» Task goal
Report how many lines below contain the word "должности", and give only that number.

#### Records for processing ####

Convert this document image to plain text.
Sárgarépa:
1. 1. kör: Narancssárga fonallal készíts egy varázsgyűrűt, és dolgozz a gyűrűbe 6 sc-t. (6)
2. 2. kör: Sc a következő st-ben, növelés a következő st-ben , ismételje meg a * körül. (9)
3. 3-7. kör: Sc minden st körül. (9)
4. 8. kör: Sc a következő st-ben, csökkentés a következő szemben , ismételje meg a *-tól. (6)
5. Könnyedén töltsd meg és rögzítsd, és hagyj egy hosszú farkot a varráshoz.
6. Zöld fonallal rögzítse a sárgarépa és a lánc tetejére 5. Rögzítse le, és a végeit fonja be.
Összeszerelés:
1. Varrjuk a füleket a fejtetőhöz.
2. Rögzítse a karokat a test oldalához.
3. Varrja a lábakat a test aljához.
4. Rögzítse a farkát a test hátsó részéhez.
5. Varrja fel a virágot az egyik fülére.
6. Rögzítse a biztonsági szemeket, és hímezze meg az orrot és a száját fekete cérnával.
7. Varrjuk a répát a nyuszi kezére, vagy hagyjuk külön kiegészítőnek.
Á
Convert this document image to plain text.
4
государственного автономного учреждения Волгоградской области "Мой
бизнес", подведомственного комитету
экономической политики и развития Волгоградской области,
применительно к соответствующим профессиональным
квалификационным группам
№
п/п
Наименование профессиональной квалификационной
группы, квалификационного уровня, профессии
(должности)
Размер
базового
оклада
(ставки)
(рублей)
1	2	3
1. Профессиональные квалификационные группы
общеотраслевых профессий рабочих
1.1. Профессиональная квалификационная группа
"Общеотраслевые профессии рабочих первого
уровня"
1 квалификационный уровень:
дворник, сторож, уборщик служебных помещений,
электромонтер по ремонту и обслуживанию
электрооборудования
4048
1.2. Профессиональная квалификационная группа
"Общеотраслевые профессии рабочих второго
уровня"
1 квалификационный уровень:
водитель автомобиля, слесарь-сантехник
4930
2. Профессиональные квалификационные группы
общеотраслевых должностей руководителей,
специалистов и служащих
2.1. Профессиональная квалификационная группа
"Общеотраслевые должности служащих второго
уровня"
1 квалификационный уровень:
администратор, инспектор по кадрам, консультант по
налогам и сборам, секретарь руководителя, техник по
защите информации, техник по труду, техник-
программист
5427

####

» Task solution
2